EXERCISE :: How many lines of the rows below contain the string "star", with case counting? Give only the number.

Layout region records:
— Begin —
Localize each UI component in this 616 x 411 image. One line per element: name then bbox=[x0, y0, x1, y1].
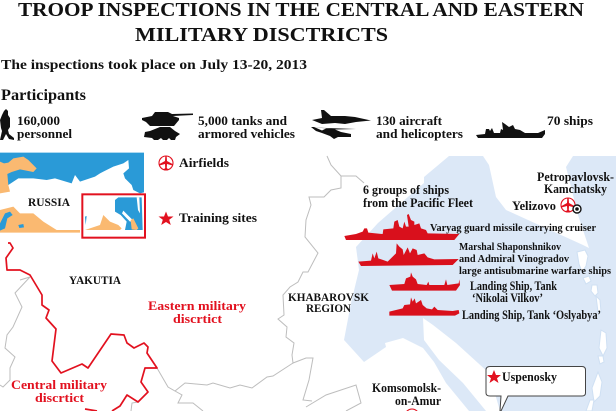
text: ships: 70 ships bbox=[547, 114, 593, 128]
label: Komsomolsk-on-Amur bbox=[372, 381, 441, 408]
text: aircraft: and helicopters bbox=[376, 127, 463, 141]
label: eastern military district bbox=[148, 299, 247, 326]
ship: Shaposhnikov and Vinogradov bbox=[358, 243, 459, 266]
label: Khabarovsk region: KHABAROVSK bbox=[288, 292, 369, 304]
ship: Nikolai Vilkov bbox=[389, 272, 460, 291]
icon: city marker bbox=[573, 205, 581, 213]
text: Shaposhnikov and Vinogradov: and Admiral Vinogradov bbox=[459, 253, 569, 265]
red district boundary bbox=[6, 243, 157, 411]
text: callout label: Uspenosky bbox=[502, 369, 557, 384]
label: Khabarovsk region: REGION bbox=[306, 303, 352, 315]
label: central military district: discrtict bbox=[35, 391, 85, 405]
text: aircraft bbox=[376, 114, 463, 141]
text: aircraft: 130 aircraft bbox=[376, 114, 443, 128]
label: Khabarovsk region bbox=[288, 292, 369, 315]
ship: Oslyabya bbox=[389, 297, 459, 316]
text: six groups of ships bbox=[363, 183, 474, 210]
text: six groups of ships: from the Pacific Fleet bbox=[363, 196, 474, 210]
text: tanks: 5,000 tanks and bbox=[198, 114, 287, 128]
label: central military district bbox=[11, 378, 108, 405]
label: Yakutia: YAKUTIA bbox=[69, 275, 122, 287]
subtitle: The inspections took place on July 13-20, 2013 bbox=[1, 58, 307, 73]
ship: Varyag bbox=[344, 214, 459, 240]
label: eastern military district: Eastern military bbox=[148, 299, 247, 313]
icon: tank and armored vehicle bbox=[142, 112, 193, 140]
inset: red frame bbox=[82, 194, 145, 238]
icon: black ship bbox=[476, 122, 545, 138]
legend text: airfields: Airfields bbox=[179, 156, 229, 170]
text: tanks bbox=[198, 114, 295, 141]
icon: aircraft and helicopter bbox=[311, 110, 371, 139]
text: personnel: personnel bbox=[17, 127, 73, 141]
map: sea of Okhotsk and Pacific bbox=[344, 156, 616, 411]
label: central military district: Central military bbox=[11, 378, 108, 392]
text: personnel: 160,000 bbox=[17, 114, 60, 128]
text: Varyag: Varyag guard missile carrying cruiser bbox=[430, 222, 596, 234]
legend icon: airfield bbox=[159, 156, 173, 170]
label: Petropavlovsk-Kamchatsky: Petropavlovsk- bbox=[537, 170, 614, 184]
label: Komsomolsk-on-Amur: on-Amur bbox=[395, 394, 441, 408]
text: six groups of ships: 6 groups of ships bbox=[363, 183, 449, 197]
map: grey region borders bbox=[0, 156, 364, 411]
callout: Uspenosky bbox=[486, 366, 586, 411]
inset: Russia locator map bbox=[0, 153, 145, 238]
text: personnel bbox=[17, 114, 73, 141]
label: Yelizovo: Yelizovo bbox=[512, 199, 556, 213]
icon: Komsomolsk airfield bbox=[405, 409, 419, 411]
title: MILITARY DISCTRICTS bbox=[135, 24, 388, 46]
text: tanks: armored vehicles bbox=[198, 127, 295, 141]
text: Shaposhnikov and Vinogradov: Marshal Shaponshnikov bbox=[459, 241, 561, 253]
icon: callout star bbox=[487, 370, 501, 383]
heading: participants: Participants bbox=[1, 87, 86, 104]
label: Petropavlovsk-Kamchatsky: Kamchatsky bbox=[544, 182, 608, 196]
text: Shaposhnikov and Vinogradov: large antisubmarine warfare ships bbox=[459, 265, 612, 277]
icon: Yelizovo airfield bbox=[561, 198, 575, 212]
text: Shaposhnikov and Vinogradov bbox=[459, 241, 612, 277]
text: Nikolai Vilkov: ‘Nikolai Vilkov’ bbox=[472, 291, 543, 305]
label: Russia: RUSSIA bbox=[28, 197, 71, 209]
icon: soldier bbox=[0, 109, 14, 140]
text: Nikolai Vilkov bbox=[470, 279, 557, 305]
text: Nikolai Vilkov: Landing Ship, Tank bbox=[470, 279, 557, 293]
legend text: training sites: Training sites bbox=[179, 211, 257, 225]
label: Petropavlovsk-Kamchatsky bbox=[537, 170, 614, 196]
label: eastern military district: discrtict bbox=[173, 312, 223, 326]
legend icon: star bbox=[158, 212, 174, 225]
label: Komsomolsk-on-Amur: Komsomolsk- bbox=[372, 381, 441, 395]
title bbox=[18, 0, 584, 46]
— End —
SOLUTION FOR THIS PROBLEM :: 2